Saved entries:
____

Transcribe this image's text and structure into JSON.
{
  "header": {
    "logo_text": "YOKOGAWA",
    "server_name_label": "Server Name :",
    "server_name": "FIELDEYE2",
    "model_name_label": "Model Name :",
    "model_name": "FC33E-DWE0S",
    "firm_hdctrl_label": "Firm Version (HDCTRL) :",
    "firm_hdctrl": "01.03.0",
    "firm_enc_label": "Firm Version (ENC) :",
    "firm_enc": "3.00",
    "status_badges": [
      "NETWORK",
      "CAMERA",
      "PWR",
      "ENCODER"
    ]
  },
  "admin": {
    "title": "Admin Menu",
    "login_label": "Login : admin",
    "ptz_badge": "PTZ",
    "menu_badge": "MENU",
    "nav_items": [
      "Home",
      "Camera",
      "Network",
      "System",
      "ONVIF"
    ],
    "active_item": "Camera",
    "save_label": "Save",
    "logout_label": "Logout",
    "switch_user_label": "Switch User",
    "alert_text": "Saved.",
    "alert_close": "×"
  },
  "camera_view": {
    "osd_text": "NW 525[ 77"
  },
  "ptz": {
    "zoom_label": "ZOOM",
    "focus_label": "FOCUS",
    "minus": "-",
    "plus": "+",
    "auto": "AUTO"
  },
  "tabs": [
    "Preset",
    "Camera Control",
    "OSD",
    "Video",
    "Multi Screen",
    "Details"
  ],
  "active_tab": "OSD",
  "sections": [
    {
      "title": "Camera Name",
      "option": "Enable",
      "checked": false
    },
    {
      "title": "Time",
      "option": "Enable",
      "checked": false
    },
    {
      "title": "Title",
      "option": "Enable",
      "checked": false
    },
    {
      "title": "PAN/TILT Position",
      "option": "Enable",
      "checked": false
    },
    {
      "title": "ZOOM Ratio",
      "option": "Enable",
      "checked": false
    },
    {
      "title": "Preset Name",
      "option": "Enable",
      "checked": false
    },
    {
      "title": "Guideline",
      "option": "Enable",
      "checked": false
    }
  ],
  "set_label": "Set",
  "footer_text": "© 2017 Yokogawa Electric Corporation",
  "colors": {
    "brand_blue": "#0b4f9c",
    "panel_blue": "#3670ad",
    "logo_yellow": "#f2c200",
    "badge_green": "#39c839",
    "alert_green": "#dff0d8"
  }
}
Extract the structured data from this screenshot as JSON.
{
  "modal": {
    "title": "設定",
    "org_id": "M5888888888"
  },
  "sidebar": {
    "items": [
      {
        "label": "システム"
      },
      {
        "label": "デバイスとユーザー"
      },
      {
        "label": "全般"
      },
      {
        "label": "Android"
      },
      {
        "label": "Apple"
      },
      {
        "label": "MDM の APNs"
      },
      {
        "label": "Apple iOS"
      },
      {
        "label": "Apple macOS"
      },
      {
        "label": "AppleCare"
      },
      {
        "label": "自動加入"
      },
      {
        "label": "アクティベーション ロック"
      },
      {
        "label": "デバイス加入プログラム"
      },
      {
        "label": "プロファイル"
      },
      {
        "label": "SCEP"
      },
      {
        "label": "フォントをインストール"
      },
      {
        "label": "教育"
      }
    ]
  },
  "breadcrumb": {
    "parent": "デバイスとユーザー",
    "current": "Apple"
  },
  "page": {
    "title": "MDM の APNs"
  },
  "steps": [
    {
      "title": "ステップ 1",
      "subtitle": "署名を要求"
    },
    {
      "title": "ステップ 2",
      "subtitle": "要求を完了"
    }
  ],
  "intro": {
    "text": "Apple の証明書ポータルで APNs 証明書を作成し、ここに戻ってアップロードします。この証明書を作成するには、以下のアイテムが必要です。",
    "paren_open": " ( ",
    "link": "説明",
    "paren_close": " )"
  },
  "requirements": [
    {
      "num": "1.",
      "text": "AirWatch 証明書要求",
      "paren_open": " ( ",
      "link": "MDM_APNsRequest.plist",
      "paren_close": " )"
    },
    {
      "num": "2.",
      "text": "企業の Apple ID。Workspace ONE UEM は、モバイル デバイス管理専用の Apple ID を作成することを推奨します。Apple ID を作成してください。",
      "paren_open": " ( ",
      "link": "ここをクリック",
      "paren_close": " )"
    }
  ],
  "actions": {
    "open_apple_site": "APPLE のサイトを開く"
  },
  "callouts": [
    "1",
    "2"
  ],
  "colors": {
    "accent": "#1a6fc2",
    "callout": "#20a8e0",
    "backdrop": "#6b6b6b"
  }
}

____

Repeat the data precisely, reproducing every entry.

**Correct response:**
Transcribe this image's text and structure into JSON.
{
  "header": {
    "logo_text": "YOKOGAWA",
    "server_name_label": "Server Name :",
    "server_name": "FIELDEYE2",
    "model_name_label": "Model Name :",
    "model_name": "FC33E-DWE0S",
    "firm_hdctrl_label": "Firm Version (HDCTRL) :",
    "firm_hdctrl": "01.03.0",
    "firm_enc_label": "Firm Version (ENC) :",
    "firm_enc": "3.00",
    "status_badges": [
      "NETWORK",
      "CAMERA",
      "PWR",
      "ENCODER"
    ]
  },
  "admin": {
    "title": "Admin Menu",
    "login_label": "Login : admin",
    "ptz_badge": "PTZ",
    "menu_badge": "MENU",
    "nav_items": [
      "Home",
      "Camera",
      "Network",
      "System",
      "ONVIF"
    ],
    "active_item": "Camera",
    "save_label": "Save",
    "logout_label": "Logout",
    "switch_user_label": "Switch User",
    "alert_text": "Saved.",
    "alert_close": "×"
  },
  "camera_view": {
    "osd_text": "NW 525[ 77"
  },
  "ptz": {
    "zoom_label": "ZOOM",
    "focus_label": "FOCUS",
    "minus": "-",
    "plus": "+",
    "auto": "AUTO"
  },
  "tabs": [
    "Preset",
    "Camera Control",
    "OSD",
    "Video",
    "Multi Screen",
    "Details"
  ],
  "active_tab": "OSD",
  "sections": [
    {
      "title": "Camera Name",
      "option": "Enable",
      "checked": false
    },
    {
      "title": "Time",
      "option": "Enable",
      "checked": false
    },
    {
      "title": "Title",
      "option": "Enable",
      "checked": false
    },
    {
      "title": "PAN/TILT Position",
      "option": "Enable",
      "checked": false
    },
    {
      "title": "ZOOM Ratio",
      "option": "Enable",
      "checked": false
    },
    {
      "title": "Preset Name",
      "option": "Enable",
      "checked": false
    },
    {
      "title": "Guideline",
      "option": "Enable",
      "checked": false
    }
  ],
  "set_label": "Set",
  "footer_text": "© 2017 Yokogawa Electric Corporation",
  "colors": {
    "brand_blue": "#0b4f9c",
    "panel_blue": "#3670ad",
    "logo_yellow": "#f2c200",
    "badge_green": "#39c839",
    "alert_green": "#dff0d8"
  }
}
Extract the structured data from this screenshot as JSON.
{
  "modal": {
    "title": "設定",
    "org_id": "M5888888888"
  },
  "sidebar": {
    "items": [
      {
        "label": "システム"
      },
      {
        "label": "デバイスとユーザー"
      },
      {
        "label": "全般"
      },
      {
        "label": "Android"
      },
      {
        "label": "Apple"
      },
      {
        "label": "MDM の APNs"
      },
      {
        "label": "Apple iOS"
      },
      {
        "label": "Apple macOS"
      },
      {
        "label": "AppleCare"
      },
      {
        "label": "自動加入"
      },
      {
        "label": "アクティベーション ロック"
      },
      {
        "label": "デバイス加入プログラム"
      },
      {
        "label": "プロファイル"
      },
      {
        "label": "SCEP"
      },
      {
        "label": "フォントをインストール"
      },
      {
        "label": "教育"
      }
    ]
  },
  "breadcrumb": {
    "parent": "デバイスとユーザー",
    "current": "Apple"
  },
  "page": {
    "title": "MDM の APNs"
  },
  "steps": [
    {
      "title": "ステップ 1",
      "subtitle": "署名を要求"
    },
    {
      "title": "ステップ 2",
      "subtitle": "要求を完了"
    }
  ],
  "intro": {
    "text": "Apple の証明書ポータルで APNs 証明書を作成し、ここに戻ってアップロードします。この証明書を作成するには、以下のアイテムが必要です。",
    "paren_open": " ( ",
    "link": "説明",
    "paren_close": " )"
  },
  "requirements": [
    {
      "num": "1.",
      "text": "AirWatch 証明書要求",
      "paren_open": " ( ",
      "link": "MDM_APNsRequest.plist",
      "paren_close": " )"
    },
    {
      "num": "2.",
      "text": "企業の Apple ID。Workspace ONE UEM は、モバイル デバイス管理専用の Apple ID を作成することを推奨します。Apple ID を作成してください。",
      "paren_open": " ( ",
      "link": "ここをクリック",
      "paren_close": " )"
    }
  ],
  "actions": {
    "open_apple_site": "APPLE のサイトを開く"
  },
  "callouts": [
    "1",
    "2"
  ],
  "colors": {
    "accent": "#1a6fc2",
    "callout": "#20a8e0",
    "backdrop": "#6b6b6b"
  }
}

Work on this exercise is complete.